> _Data lines_:
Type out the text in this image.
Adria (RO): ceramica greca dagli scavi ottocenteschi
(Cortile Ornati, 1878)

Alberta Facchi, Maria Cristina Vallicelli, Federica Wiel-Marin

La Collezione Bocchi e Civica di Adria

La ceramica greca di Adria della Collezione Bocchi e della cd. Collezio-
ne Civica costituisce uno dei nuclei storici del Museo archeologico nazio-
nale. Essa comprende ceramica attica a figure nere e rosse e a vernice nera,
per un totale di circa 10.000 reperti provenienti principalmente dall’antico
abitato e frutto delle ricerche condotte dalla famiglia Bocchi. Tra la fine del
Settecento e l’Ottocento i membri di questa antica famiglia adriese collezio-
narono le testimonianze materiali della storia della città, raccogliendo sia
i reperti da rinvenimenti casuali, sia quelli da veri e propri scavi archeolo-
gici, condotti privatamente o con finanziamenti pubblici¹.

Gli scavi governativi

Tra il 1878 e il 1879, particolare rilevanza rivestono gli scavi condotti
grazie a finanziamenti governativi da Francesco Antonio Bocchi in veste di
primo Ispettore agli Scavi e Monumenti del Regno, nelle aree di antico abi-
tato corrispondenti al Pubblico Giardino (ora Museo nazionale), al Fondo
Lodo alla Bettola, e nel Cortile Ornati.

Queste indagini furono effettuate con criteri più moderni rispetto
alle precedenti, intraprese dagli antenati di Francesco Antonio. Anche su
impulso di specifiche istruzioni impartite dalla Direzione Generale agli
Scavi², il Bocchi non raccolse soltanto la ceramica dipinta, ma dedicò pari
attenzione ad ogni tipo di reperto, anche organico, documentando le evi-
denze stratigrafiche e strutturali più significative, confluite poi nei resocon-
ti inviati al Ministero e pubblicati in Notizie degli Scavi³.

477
* * *
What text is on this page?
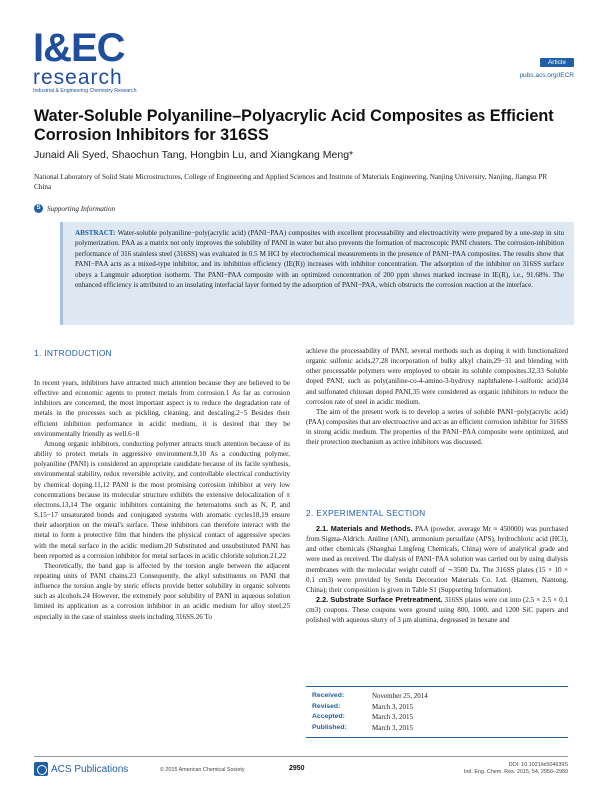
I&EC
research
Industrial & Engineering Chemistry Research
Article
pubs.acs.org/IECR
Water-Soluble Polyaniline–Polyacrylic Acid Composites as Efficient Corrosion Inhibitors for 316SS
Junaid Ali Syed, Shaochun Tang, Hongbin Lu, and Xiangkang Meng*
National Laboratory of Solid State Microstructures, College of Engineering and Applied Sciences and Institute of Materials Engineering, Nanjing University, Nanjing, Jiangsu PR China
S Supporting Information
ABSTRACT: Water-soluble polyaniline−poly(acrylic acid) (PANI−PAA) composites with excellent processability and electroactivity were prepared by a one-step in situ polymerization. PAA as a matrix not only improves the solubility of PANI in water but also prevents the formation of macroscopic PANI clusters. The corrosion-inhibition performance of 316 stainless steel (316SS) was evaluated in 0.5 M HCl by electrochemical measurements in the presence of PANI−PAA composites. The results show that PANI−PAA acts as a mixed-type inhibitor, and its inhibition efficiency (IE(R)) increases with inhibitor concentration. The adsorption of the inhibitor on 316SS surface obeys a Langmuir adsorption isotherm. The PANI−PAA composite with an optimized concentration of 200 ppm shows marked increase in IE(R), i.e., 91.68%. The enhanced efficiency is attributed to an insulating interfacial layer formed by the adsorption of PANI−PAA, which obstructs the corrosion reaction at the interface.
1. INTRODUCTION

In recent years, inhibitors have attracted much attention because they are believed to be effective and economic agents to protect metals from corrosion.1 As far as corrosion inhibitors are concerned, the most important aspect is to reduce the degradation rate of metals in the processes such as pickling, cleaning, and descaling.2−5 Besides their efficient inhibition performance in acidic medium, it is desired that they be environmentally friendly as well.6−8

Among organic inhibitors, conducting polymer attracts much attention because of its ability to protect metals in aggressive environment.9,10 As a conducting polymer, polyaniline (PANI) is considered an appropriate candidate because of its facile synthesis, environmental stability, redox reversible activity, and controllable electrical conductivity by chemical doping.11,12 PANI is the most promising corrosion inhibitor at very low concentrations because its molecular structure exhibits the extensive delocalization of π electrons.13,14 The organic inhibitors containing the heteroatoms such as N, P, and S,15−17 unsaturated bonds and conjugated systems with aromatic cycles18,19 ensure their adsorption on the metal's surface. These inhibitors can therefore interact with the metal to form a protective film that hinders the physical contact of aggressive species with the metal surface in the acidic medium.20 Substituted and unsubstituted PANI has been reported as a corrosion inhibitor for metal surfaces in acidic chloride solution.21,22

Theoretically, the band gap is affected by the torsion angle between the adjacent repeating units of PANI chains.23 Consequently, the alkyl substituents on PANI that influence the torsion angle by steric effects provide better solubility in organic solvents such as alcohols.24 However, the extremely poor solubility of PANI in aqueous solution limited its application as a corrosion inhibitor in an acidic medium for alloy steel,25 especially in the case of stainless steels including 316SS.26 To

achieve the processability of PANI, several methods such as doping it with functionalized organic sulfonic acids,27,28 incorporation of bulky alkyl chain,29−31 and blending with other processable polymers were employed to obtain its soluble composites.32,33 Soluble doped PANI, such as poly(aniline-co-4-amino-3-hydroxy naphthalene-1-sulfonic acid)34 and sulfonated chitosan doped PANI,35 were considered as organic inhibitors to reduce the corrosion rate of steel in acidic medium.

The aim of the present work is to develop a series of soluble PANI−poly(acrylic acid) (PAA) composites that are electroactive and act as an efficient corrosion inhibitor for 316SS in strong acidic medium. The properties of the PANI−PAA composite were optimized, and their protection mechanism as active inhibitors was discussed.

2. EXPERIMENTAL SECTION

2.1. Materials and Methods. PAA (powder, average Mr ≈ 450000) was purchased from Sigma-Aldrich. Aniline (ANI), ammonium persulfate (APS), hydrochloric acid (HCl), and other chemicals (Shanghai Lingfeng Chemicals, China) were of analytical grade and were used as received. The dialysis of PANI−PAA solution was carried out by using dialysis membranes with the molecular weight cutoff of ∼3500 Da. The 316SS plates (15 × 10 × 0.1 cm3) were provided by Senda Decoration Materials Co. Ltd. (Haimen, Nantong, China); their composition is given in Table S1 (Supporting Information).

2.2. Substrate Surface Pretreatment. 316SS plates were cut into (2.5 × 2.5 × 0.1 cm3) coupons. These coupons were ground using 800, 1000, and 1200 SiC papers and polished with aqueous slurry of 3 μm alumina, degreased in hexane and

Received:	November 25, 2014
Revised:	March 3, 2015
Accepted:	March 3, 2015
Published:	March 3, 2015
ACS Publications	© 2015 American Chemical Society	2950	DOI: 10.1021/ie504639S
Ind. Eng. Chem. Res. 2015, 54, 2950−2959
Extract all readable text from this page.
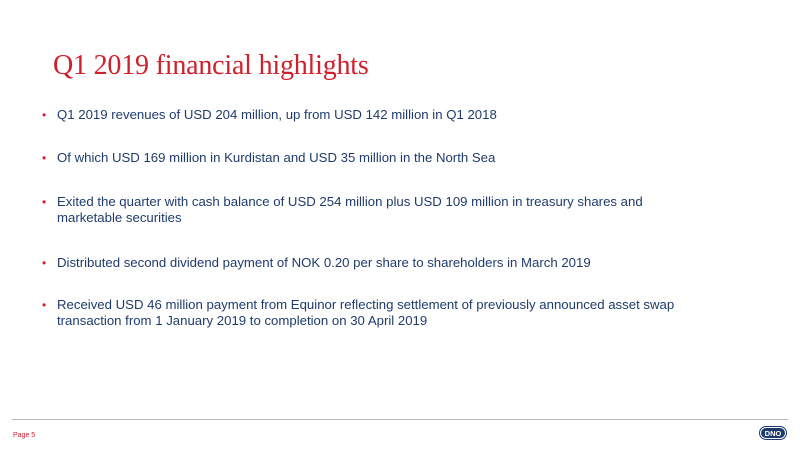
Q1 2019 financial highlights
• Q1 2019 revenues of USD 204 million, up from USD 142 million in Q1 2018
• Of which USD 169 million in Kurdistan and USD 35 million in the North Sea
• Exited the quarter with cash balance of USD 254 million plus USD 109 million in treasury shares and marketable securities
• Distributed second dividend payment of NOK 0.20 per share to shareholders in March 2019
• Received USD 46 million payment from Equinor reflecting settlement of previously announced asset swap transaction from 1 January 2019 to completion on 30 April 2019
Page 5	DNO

> _Exercise directions_:
Write out every line of the entries that holds the word "because".

> _Correct output_:
In recent years, inhibitors have attracted much attention because they are believed to be effective and economic agents to protect metals from corrosion.1 As far as corrosion inhibitors are concerned, the most important aspect is to reduce the degradation rate of metals in the processes such as pickling, cleaning, and descaling.2−5 Besides their efficient inhibition performance in acidic medium, it is desired that they be environmentally friendly as well.6−8
Among organic inhibitors, conducting polymer attracts much attention because of its ability to protect metals in aggressive environment.9,10 As a conducting polymer, polyaniline (PANI) is considered an appropriate candidate because of its facile synthesis, environmental stability, redox reversible activity, and controllable electrical conductivity by chemical doping.11,12 PANI is the most promising corrosion inhibitor at very low concentrations because its molecular structure exhibits the extensive delocalization of π electrons.13,14 The organic inhibitors containing the heteroatoms such as N, P, and S,15−17 unsaturated bonds and conjugated systems with aromatic cycles18,19 ensure their adsorption on the metal's surface. These inhibitors can therefore interact with the metal to form a protective film that hinders the physical contact of aggressive species with the metal surface in the acidic medium.20 Substituted and unsubstituted PANI has been reported as a corrosion inhibitor for metal surfaces in acidic chloride solution.21,22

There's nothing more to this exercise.